▶ _OBJECTIVE_:
Copy out all the lines in the records that include the word "interior".

▶ _EXCERPTED DATA_:
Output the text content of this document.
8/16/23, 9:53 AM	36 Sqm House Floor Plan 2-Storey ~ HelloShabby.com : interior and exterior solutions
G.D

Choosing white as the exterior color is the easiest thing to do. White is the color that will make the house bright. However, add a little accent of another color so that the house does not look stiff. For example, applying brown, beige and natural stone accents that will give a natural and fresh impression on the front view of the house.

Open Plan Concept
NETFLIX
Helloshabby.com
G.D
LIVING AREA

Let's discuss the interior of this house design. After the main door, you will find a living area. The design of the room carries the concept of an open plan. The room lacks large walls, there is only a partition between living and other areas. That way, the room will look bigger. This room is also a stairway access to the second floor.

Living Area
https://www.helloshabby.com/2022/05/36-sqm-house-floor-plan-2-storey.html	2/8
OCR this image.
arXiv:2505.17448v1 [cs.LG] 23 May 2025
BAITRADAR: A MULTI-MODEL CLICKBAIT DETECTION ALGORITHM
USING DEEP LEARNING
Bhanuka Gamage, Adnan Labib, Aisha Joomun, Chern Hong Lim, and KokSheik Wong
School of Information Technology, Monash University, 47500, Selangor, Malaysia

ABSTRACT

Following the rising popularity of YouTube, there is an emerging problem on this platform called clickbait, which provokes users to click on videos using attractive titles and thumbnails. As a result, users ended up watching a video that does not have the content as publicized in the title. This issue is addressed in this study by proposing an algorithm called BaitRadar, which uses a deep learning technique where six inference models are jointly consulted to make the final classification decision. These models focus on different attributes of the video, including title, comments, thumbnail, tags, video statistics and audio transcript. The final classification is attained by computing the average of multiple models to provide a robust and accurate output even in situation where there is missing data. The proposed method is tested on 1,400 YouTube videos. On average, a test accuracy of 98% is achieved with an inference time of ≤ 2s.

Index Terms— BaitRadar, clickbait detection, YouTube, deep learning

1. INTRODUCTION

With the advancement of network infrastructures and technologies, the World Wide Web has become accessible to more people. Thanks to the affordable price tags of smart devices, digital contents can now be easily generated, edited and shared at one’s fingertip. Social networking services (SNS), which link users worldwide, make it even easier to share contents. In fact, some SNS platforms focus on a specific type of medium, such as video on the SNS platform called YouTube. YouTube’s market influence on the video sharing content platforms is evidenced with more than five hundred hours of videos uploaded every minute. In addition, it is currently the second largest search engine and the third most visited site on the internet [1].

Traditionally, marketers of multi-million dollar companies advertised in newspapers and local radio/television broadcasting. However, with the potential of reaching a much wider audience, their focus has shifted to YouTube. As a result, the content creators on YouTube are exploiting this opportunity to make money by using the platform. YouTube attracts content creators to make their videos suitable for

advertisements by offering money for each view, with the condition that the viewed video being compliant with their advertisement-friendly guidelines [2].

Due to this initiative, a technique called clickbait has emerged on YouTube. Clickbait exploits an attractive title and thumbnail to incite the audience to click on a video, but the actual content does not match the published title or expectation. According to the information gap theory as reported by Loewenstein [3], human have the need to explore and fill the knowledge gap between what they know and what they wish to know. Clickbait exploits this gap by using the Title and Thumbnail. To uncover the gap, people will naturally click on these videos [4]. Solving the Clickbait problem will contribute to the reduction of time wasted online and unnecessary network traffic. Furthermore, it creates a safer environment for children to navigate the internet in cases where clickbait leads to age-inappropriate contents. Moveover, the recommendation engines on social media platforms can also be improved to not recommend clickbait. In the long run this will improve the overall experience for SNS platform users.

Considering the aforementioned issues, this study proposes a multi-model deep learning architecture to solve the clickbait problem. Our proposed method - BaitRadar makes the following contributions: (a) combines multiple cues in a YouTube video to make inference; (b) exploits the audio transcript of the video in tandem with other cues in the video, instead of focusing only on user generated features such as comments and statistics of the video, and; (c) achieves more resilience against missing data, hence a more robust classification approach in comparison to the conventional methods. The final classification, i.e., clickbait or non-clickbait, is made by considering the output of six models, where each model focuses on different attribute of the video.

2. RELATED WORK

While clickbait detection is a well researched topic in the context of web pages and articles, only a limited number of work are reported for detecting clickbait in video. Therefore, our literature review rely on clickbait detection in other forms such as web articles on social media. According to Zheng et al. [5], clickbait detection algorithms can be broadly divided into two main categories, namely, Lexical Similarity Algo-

▶ _FINAL ANSWER_:
8/16/23, 9:53 AM	36 Sqm House Floor Plan 2-Storey ~ HelloShabby.com : interior and exterior solutions
Let's discuss the interior of this house design. After the main door, you will find a living area. The design of the room carries the concept of an open plan. The room lacks large walls, there is only a partition between living and other areas. That way, the room will look bigger. This room is also a stairway access to the second floor.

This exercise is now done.